» **Direction**: From the material below, list every line containing "chocolate".

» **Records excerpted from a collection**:

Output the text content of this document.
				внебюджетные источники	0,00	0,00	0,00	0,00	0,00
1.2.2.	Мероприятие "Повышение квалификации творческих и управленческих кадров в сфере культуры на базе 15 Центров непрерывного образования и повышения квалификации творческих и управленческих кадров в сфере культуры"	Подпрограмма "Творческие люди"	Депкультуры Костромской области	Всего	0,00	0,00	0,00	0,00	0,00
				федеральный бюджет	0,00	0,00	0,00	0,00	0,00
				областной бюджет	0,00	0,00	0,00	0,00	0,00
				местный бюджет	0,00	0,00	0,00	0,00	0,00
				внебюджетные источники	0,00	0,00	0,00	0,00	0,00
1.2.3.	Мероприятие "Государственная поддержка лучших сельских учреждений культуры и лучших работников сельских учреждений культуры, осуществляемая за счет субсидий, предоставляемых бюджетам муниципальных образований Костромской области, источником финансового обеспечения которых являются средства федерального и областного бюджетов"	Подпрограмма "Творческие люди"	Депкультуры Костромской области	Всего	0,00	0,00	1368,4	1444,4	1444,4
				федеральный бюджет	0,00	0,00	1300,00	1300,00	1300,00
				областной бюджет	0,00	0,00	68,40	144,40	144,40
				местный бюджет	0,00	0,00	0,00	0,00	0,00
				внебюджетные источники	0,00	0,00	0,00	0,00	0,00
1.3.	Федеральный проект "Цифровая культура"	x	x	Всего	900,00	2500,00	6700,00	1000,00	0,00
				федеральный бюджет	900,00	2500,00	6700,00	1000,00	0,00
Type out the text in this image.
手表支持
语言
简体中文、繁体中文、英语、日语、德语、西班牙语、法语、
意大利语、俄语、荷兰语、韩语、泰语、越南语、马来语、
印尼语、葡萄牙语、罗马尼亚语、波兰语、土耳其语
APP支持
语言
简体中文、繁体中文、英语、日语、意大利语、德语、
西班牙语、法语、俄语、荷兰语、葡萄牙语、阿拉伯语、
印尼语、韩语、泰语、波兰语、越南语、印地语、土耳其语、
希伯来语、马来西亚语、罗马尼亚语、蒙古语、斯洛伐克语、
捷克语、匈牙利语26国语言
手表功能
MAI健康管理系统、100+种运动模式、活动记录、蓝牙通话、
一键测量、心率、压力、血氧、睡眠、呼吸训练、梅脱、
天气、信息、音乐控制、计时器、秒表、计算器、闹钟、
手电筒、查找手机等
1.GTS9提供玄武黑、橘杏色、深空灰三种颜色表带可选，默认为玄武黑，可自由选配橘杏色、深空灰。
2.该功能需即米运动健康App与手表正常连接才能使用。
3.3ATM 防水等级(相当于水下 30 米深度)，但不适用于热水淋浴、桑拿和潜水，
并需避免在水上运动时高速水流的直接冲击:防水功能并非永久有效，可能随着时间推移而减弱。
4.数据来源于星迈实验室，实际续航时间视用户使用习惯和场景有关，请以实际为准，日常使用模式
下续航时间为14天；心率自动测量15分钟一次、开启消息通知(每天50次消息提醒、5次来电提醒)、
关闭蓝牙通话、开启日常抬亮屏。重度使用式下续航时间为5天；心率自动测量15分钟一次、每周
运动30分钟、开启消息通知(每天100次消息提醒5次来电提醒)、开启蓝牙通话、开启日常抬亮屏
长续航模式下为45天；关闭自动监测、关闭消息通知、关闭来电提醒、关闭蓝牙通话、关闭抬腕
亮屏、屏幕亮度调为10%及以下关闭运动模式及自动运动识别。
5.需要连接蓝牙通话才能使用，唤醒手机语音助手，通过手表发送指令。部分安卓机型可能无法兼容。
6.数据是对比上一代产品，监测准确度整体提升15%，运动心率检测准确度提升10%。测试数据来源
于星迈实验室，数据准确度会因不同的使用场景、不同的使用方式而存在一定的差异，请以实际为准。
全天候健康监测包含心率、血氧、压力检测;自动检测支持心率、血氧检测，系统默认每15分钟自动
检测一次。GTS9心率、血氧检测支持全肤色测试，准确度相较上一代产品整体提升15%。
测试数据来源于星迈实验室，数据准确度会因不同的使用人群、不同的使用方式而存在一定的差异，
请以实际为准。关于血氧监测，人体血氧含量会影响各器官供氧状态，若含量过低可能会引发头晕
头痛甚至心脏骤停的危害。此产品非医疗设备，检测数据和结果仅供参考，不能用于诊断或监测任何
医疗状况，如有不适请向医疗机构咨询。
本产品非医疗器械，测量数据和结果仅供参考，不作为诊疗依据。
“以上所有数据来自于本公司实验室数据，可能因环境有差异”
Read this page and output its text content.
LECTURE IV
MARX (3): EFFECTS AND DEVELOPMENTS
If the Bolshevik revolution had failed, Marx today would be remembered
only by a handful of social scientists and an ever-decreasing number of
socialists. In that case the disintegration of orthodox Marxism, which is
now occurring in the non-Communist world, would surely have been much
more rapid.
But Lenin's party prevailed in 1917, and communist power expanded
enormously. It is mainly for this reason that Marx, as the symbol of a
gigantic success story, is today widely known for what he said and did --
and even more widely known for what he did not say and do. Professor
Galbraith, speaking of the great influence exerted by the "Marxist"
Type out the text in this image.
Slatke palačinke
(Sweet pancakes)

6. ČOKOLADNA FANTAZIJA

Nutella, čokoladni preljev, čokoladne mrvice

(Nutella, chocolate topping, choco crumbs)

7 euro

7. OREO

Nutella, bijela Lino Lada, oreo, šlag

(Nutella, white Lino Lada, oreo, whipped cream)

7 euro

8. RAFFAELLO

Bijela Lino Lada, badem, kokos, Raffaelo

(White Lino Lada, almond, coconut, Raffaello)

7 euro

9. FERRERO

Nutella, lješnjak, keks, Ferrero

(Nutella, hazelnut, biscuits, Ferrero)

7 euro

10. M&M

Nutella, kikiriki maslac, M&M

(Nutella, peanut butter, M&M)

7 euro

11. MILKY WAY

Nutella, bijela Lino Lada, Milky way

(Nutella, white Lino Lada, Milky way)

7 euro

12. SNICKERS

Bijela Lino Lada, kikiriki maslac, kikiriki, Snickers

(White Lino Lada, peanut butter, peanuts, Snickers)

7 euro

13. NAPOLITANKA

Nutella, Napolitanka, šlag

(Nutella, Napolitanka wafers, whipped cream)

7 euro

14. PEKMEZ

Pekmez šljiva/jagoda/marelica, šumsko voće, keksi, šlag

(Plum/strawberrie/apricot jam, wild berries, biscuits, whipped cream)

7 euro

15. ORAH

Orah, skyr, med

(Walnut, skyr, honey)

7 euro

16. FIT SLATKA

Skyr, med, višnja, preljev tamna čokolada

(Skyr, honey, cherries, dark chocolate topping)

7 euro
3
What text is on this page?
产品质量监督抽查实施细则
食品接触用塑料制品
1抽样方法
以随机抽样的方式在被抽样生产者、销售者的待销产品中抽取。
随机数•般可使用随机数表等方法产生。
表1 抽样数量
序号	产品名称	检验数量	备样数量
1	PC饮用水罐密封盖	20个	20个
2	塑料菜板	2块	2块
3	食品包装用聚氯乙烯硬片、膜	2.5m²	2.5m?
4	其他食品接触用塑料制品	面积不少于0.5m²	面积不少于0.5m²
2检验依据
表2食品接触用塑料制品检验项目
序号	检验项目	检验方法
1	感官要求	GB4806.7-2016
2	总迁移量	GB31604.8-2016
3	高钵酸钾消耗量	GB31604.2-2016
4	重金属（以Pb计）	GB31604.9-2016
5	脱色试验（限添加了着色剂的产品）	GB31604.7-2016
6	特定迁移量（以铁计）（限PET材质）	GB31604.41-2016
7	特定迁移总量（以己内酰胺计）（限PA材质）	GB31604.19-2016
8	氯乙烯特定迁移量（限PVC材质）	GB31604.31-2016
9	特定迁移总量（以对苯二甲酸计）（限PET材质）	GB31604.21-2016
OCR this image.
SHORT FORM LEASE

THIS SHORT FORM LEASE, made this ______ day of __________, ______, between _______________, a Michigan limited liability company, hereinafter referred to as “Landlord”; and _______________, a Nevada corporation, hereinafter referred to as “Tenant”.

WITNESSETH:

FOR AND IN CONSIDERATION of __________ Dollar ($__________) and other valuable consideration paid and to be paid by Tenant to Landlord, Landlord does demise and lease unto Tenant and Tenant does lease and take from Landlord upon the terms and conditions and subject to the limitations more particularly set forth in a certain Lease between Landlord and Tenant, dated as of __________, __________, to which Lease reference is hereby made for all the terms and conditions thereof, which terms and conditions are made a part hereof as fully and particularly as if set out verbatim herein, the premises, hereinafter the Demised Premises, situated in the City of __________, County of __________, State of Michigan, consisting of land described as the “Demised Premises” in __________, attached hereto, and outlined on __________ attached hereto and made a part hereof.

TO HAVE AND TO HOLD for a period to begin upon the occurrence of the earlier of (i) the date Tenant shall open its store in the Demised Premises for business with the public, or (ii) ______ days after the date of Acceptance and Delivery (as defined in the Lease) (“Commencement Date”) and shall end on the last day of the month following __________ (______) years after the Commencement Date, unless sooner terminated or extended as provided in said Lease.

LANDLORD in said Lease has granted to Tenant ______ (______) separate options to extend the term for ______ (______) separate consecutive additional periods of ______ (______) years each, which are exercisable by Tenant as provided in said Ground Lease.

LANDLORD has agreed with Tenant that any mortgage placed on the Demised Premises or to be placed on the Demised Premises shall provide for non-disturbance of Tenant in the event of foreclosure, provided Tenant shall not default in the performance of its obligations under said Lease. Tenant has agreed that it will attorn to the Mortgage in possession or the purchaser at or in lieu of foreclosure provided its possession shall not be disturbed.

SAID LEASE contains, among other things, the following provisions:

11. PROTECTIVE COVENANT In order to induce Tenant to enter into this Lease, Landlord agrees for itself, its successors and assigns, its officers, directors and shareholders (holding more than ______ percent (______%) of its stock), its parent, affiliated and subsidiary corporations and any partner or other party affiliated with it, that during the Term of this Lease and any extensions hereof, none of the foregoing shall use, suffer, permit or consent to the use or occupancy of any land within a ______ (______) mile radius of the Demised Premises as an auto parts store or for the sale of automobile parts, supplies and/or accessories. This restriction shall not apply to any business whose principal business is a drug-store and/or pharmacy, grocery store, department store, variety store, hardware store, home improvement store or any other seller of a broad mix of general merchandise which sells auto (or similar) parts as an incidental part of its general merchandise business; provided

» **Answer for this exercise**:
(Nutella, chocolate topping, choco crumbs)
(Skyr, honey, cherries, dark chocolate topping)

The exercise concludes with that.